Determine how many lines include the string "labels". Output that number only.

## Start Supplied records

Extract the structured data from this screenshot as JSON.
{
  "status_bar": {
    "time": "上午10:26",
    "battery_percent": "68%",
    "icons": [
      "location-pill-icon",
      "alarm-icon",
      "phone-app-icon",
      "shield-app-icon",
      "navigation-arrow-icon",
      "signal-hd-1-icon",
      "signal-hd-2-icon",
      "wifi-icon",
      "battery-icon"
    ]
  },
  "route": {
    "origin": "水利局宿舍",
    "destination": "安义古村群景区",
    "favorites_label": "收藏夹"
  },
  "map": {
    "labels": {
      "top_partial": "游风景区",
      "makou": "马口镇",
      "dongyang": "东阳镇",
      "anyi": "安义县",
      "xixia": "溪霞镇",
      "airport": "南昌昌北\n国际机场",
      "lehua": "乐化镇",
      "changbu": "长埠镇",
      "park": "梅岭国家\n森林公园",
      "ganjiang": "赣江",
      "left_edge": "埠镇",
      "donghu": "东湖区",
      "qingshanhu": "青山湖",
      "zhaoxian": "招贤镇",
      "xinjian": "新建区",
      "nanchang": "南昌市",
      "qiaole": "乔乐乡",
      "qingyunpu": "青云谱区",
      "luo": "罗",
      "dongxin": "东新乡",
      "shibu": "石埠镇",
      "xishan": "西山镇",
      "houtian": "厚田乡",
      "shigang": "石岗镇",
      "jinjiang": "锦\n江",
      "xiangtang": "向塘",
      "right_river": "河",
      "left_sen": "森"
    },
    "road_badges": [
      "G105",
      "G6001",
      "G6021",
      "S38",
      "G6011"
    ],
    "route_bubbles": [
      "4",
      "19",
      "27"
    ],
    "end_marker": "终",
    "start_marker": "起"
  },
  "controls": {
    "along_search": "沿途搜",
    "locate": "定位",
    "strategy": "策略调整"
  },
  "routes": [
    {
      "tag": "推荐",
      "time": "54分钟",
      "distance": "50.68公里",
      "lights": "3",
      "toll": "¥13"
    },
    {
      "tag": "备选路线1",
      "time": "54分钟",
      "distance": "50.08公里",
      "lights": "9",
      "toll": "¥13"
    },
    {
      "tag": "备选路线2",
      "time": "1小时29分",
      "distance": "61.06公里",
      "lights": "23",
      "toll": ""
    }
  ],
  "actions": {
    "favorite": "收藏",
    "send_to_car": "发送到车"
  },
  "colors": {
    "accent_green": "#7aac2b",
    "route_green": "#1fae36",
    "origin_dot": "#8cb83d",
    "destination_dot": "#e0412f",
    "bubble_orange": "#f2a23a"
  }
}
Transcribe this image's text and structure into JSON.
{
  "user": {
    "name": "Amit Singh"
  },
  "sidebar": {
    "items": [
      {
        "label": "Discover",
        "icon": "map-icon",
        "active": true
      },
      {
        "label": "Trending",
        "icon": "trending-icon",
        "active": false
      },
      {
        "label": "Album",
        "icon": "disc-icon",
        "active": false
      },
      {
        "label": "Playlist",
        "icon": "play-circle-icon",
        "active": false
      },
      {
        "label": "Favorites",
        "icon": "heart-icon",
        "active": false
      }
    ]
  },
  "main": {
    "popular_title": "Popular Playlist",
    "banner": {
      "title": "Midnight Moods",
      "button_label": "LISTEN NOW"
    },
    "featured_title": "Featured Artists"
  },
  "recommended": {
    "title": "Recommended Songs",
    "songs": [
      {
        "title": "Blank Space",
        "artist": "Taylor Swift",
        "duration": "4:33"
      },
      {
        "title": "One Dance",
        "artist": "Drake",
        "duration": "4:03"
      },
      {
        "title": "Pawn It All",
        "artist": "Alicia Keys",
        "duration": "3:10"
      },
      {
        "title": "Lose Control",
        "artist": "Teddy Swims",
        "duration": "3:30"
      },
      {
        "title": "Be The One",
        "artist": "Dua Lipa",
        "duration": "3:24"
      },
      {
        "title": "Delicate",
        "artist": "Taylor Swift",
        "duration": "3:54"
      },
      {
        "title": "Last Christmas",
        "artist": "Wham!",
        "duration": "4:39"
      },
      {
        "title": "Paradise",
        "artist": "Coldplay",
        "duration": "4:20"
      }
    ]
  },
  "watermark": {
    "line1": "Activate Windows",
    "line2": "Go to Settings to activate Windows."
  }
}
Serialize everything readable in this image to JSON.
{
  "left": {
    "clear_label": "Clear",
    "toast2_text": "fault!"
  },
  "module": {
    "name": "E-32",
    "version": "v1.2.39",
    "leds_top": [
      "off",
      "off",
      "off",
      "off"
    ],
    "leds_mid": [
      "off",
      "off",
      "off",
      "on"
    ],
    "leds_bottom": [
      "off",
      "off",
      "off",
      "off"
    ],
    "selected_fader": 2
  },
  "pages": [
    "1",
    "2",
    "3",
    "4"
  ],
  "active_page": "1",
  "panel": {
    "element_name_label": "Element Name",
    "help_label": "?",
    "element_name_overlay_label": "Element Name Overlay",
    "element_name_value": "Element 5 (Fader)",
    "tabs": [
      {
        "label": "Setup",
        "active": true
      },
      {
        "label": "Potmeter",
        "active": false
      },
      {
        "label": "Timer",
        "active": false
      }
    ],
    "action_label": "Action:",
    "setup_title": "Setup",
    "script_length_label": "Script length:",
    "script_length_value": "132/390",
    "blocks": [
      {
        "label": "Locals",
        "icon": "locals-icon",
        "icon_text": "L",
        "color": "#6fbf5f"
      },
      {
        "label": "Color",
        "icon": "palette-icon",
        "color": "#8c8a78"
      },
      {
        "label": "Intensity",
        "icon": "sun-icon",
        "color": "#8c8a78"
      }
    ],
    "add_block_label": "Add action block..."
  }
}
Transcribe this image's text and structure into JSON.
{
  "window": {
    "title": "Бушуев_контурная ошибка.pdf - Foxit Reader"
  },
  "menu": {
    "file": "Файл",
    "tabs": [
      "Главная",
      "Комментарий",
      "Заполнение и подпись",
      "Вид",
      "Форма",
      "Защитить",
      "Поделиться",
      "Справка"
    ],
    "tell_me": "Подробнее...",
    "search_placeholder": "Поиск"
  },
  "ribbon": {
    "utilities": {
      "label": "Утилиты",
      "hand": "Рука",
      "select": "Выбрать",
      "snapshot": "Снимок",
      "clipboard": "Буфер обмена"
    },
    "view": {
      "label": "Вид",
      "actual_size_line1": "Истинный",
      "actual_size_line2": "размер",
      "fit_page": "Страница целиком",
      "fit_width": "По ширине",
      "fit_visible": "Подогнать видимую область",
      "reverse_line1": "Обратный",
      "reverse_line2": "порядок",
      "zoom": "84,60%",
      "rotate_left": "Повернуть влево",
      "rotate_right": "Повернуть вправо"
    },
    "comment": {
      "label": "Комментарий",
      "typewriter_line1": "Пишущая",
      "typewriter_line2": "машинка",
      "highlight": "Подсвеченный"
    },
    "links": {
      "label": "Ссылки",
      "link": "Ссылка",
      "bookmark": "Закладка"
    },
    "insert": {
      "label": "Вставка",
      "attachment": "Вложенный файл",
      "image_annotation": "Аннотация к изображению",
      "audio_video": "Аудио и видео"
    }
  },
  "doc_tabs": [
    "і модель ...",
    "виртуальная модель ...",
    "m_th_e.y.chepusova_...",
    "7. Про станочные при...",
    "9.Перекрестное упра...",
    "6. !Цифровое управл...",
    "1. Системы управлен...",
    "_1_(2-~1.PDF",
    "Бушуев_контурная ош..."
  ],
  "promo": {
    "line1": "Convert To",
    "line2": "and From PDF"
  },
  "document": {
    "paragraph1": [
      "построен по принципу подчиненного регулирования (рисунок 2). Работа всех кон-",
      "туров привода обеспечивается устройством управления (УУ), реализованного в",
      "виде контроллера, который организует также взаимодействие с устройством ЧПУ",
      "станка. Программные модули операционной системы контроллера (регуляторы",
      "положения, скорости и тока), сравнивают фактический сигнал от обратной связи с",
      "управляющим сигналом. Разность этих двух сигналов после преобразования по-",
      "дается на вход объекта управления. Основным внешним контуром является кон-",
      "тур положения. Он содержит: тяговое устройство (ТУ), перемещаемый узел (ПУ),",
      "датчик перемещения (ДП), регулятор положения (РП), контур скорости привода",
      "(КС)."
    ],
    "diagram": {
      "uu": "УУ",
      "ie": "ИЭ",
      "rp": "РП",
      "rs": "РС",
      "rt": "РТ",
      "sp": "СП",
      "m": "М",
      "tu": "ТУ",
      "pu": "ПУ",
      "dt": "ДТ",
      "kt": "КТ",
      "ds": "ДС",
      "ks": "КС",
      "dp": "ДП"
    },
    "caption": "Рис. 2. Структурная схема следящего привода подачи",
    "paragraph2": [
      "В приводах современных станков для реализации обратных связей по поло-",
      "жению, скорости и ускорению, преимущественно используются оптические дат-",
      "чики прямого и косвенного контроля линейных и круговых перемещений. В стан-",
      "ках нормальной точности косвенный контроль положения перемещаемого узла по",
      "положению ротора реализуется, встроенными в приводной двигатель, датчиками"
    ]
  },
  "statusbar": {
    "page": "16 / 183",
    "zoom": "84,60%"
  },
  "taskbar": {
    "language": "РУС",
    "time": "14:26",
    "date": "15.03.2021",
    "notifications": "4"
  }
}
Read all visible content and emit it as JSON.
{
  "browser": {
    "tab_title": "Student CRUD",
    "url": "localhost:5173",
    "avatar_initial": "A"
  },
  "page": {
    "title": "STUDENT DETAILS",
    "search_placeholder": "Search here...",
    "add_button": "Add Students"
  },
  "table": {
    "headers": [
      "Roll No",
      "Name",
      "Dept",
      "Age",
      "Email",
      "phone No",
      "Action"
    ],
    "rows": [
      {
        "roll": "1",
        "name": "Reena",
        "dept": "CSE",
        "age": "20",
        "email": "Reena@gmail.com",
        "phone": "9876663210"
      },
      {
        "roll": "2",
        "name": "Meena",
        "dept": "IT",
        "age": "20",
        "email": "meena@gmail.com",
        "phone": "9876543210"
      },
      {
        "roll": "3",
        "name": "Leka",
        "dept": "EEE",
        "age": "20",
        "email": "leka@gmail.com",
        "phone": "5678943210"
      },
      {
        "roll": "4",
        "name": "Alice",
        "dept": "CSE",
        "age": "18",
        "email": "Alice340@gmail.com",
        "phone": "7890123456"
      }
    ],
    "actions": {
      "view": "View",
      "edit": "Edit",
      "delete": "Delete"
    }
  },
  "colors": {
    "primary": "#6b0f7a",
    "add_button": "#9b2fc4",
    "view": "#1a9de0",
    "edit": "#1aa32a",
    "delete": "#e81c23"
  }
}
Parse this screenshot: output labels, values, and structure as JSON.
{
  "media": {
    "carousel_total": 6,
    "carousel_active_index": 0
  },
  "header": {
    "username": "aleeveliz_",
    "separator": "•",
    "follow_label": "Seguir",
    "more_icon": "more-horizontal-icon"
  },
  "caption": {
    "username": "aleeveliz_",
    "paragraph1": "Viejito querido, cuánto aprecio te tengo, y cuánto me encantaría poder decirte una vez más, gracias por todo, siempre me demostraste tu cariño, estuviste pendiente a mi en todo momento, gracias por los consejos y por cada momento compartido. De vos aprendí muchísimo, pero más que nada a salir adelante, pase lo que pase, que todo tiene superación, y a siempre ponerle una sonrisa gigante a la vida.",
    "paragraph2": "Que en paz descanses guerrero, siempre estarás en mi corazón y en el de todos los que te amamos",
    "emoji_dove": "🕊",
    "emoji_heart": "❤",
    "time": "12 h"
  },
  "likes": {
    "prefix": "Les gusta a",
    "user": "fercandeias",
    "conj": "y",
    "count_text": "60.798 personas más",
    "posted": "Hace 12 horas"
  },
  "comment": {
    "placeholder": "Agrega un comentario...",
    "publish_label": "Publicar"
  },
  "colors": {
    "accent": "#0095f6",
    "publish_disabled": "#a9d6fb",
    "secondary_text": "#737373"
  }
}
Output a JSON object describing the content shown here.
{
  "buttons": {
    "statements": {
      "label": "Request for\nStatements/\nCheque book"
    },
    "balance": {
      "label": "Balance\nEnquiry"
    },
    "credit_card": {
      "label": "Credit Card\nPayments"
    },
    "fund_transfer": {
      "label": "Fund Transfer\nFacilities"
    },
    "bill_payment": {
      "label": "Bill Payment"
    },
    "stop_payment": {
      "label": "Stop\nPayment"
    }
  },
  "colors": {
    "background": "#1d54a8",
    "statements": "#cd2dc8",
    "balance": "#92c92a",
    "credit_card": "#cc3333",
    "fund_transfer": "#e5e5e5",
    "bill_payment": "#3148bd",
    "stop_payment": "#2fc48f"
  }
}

## End Supplied records

- Result: 2